**SHORT PROBLEM**: Drop the pictures, then extract the listing word for word.
——————————
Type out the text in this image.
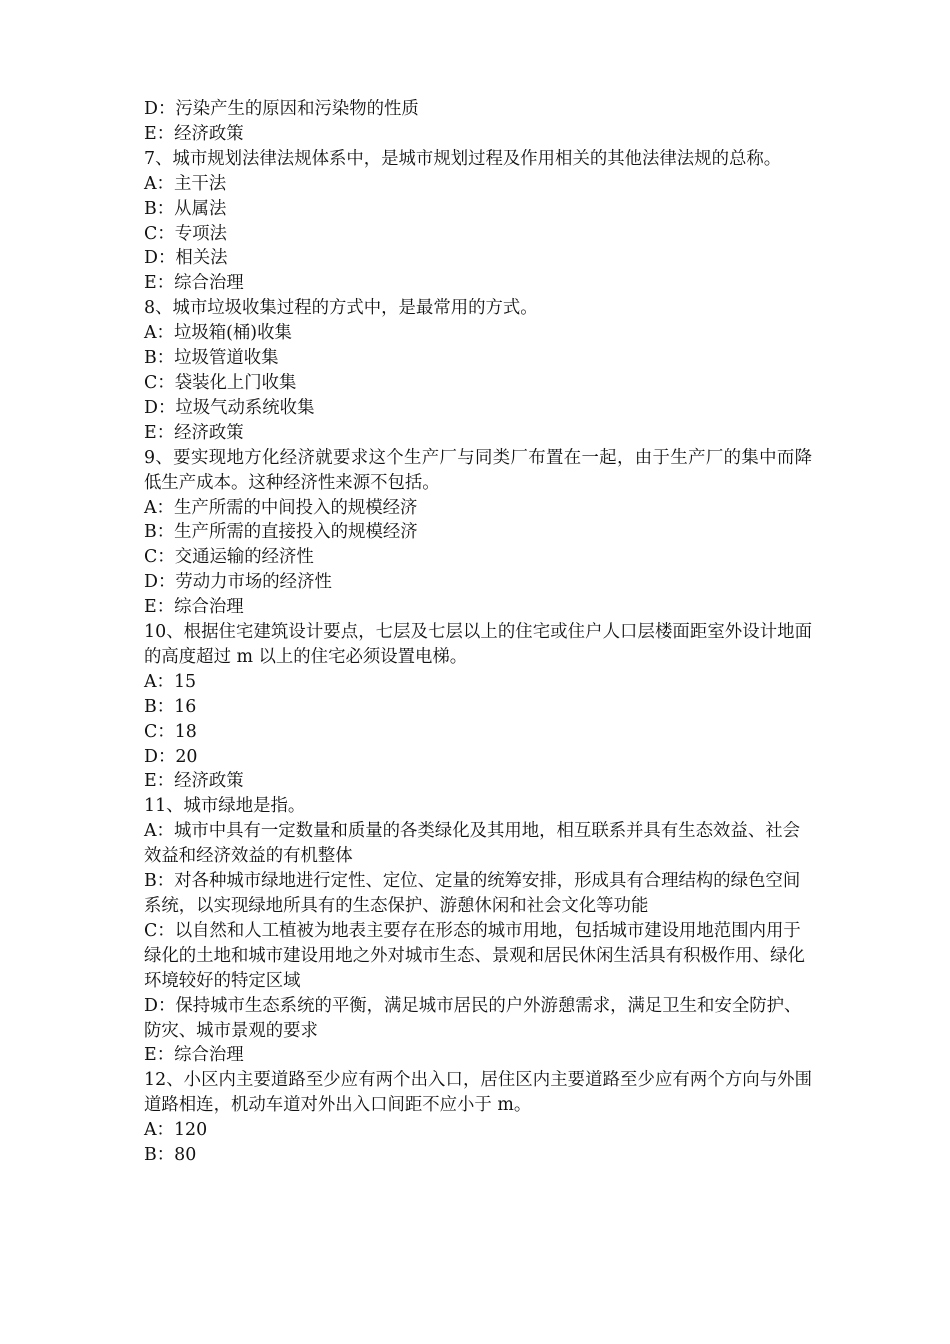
D：污染产生的原因和污染物的性质

E：经济政策

7、城市规划法律法规体系中，是城市规划过程及作用相关的其他法律法规的总称。

A：主干法

B：从属法

C：专项法

D：相关法

E：综合治理

8、城市垃圾收集过程的方式中，是最常用的方式。

A：垃圾箱(桶)收集

B：垃圾管道收集

C：袋装化上门收集

D：垃圾气动系统收集

E：经济政策

9、要实现地方化经济就要求这个生产厂与同类厂布置在一起，由于生产厂的集中而降低生产成本。这种经济性来源不包括。

A：生产所需的中间投入的规模经济

B：生产所需的直接投入的规模经济

C：交通运输的经济性

D：劳动力市场的经济性

E：综合治理

10、根据住宅建筑设计要点，七层及七层以上的住宅或住户人口层楼面距室外设计地面的高度超过 m 以上的住宅必须设置电梯。

A：15

B：16

C：18

D：20

E：经济政策

11、城市绿地是指。

A：城市中具有一定数量和质量的各类绿化及其用地，相互联系并具有生态效益、社会效益和经济效益的有机整体

B：对各种城市绿地进行定性、定位、定量的统筹安排，形成具有合理结构的绿色空间系统，以实现绿地所具有的生态保护、游憩休闲和社会文化等功能

C：以自然和人工植被为地表主要存在形态的城市用地，包括城市建设用地范围内用于绿化的土地和城市建设用地之外对城市生态、景观和居民休闲生活具有积极作用、绿化环境较好的特定区域

D：保持城市生态系统的平衡，满足城市居民的户外游憩需求，满足卫生和安全防护、防灾、城市景观的要求

E：综合治理

12、小区内主要道路至少应有两个出入口，居住区内主要道路至少应有两个方向与外围道路相连，机动车道对外出入口间距不应小于 m。

A：120

B：80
——————————
**TASK SOLUTION**:
Type out the text in this image.
D：污染产生的原因和污染物的性质

E：经济政策

7、城市规划法律法规体系中，是城市规划过程及作用相关的其他法律法规的总称。

A：主干法

B：从属法

C：专项法

D：相关法

E：综合治理

8、城市垃圾收集过程的方式中，是最常用的方式。

A：垃圾箱(桶)收集

B：垃圾管道收集

C：袋装化上门收集

D：垃圾气动系统收集

E：经济政策

9、要实现地方化经济就要求这个生产厂与同类厂布置在一起，由于生产厂的集中而降低生产成本。这种经济性来源不包括。

A：生产所需的中间投入的规模经济

B：生产所需的直接投入的规模经济

C：交通运输的经济性

D：劳动力市场的经济性

E：综合治理

10、根据住宅建筑设计要点，七层及七层以上的住宅或住户人口层楼面距室外设计地面的高度超过 m 以上的住宅必须设置电梯。

A：15

B：16

C：18

D：20

E：经济政策

11、城市绿地是指。

A：城市中具有一定数量和质量的各类绿化及其用地，相互联系并具有生态效益、社会效益和经济效益的有机整体

B：对各种城市绿地进行定性、定位、定量的统筹安排，形成具有合理结构的绿色空间系统，以实现绿地所具有的生态保护、游憩休闲和社会文化等功能

C：以自然和人工植被为地表主要存在形态的城市用地，包括城市建设用地范围内用于绿化的土地和城市建设用地之外对城市生态、景观和居民休闲生活具有积极作用、绿化环境较好的特定区域

D：保持城市生态系统的平衡，满足城市居民的户外游憩需求，满足卫生和安全防护、防灾、城市景观的要求

E：综合治理

12、小区内主要道路至少应有两个出入口，居住区内主要道路至少应有两个方向与外围道路相连，机动车道对外出入口间距不应小于 m。

A：120

B：80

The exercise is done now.